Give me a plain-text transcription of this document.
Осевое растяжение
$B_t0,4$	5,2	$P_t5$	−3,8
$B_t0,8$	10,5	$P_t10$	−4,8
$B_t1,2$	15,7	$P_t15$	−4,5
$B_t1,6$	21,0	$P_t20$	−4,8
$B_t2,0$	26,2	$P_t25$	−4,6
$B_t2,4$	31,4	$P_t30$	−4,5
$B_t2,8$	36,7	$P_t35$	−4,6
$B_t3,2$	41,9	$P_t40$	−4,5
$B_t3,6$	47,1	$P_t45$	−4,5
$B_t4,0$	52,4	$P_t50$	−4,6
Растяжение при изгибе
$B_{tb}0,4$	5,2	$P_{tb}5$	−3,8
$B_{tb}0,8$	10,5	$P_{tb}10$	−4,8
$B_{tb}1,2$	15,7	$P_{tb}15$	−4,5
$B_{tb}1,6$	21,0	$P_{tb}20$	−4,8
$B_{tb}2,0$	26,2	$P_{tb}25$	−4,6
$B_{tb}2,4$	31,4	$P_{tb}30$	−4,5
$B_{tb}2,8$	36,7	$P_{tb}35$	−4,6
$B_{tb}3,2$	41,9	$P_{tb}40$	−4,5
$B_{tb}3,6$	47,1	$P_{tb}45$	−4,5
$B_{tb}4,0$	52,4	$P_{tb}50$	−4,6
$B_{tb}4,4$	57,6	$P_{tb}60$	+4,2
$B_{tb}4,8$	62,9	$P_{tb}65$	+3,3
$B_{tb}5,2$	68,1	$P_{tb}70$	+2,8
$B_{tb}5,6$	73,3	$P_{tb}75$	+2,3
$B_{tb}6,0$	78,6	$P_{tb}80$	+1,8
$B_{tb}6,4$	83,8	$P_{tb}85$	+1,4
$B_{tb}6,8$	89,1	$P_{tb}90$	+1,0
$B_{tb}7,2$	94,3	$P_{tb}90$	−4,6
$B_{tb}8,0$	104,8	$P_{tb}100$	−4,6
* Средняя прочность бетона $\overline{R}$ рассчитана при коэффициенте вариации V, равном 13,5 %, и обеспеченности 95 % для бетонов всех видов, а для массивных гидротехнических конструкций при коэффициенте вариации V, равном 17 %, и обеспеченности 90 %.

§ §

▶ _SHORT EXERCISE_:
Write the whole listing out again. Keep every line exactly as it is.

▶ _SOLUTION TO THE EXERCISE_:
Give me a plain-text transcription of this document.
Осевое растяжение
$B_t0,4$	5,2	$P_t5$	−3,8
$B_t0,8$	10,5	$P_t10$	−4,8
$B_t1,2$	15,7	$P_t15$	−4,5
$B_t1,6$	21,0	$P_t20$	−4,8
$B_t2,0$	26,2	$P_t25$	−4,6
$B_t2,4$	31,4	$P_t30$	−4,5
$B_t2,8$	36,7	$P_t35$	−4,6
$B_t3,2$	41,9	$P_t40$	−4,5
$B_t3,6$	47,1	$P_t45$	−4,5
$B_t4,0$	52,4	$P_t50$	−4,6
Растяжение при изгибе
$B_{tb}0,4$	5,2	$P_{tb}5$	−3,8
$B_{tb}0,8$	10,5	$P_{tb}10$	−4,8
$B_{tb}1,2$	15,7	$P_{tb}15$	−4,5
$B_{tb}1,6$	21,0	$P_{tb}20$	−4,8
$B_{tb}2,0$	26,2	$P_{tb}25$	−4,6
$B_{tb}2,4$	31,4	$P_{tb}30$	−4,5
$B_{tb}2,8$	36,7	$P_{tb}35$	−4,6
$B_{tb}3,2$	41,9	$P_{tb}40$	−4,5
$B_{tb}3,6$	47,1	$P_{tb}45$	−4,5
$B_{tb}4,0$	52,4	$P_{tb}50$	−4,6
$B_{tb}4,4$	57,6	$P_{tb}60$	+4,2
$B_{tb}4,8$	62,9	$P_{tb}65$	+3,3
$B_{tb}5,2$	68,1	$P_{tb}70$	+2,8
$B_{tb}5,6$	73,3	$P_{tb}75$	+2,3
$B_{tb}6,0$	78,6	$P_{tb}80$	+1,8
$B_{tb}6,4$	83,8	$P_{tb}85$	+1,4
$B_{tb}6,8$	89,1	$P_{tb}90$	+1,0
$B_{tb}7,2$	94,3	$P_{tb}90$	−4,6
$B_{tb}8,0$	104,8	$P_{tb}100$	−4,6
* Средняя прочность бетона $\overline{R}$ рассчитана при коэффициенте вариации V, равном 13,5 %, и обеспеченности 95 % для бетонов всех видов, а для массивных гидротехнических конструкций при коэффициенте вариации V, равном 17 %, и обеспеченности 90 %.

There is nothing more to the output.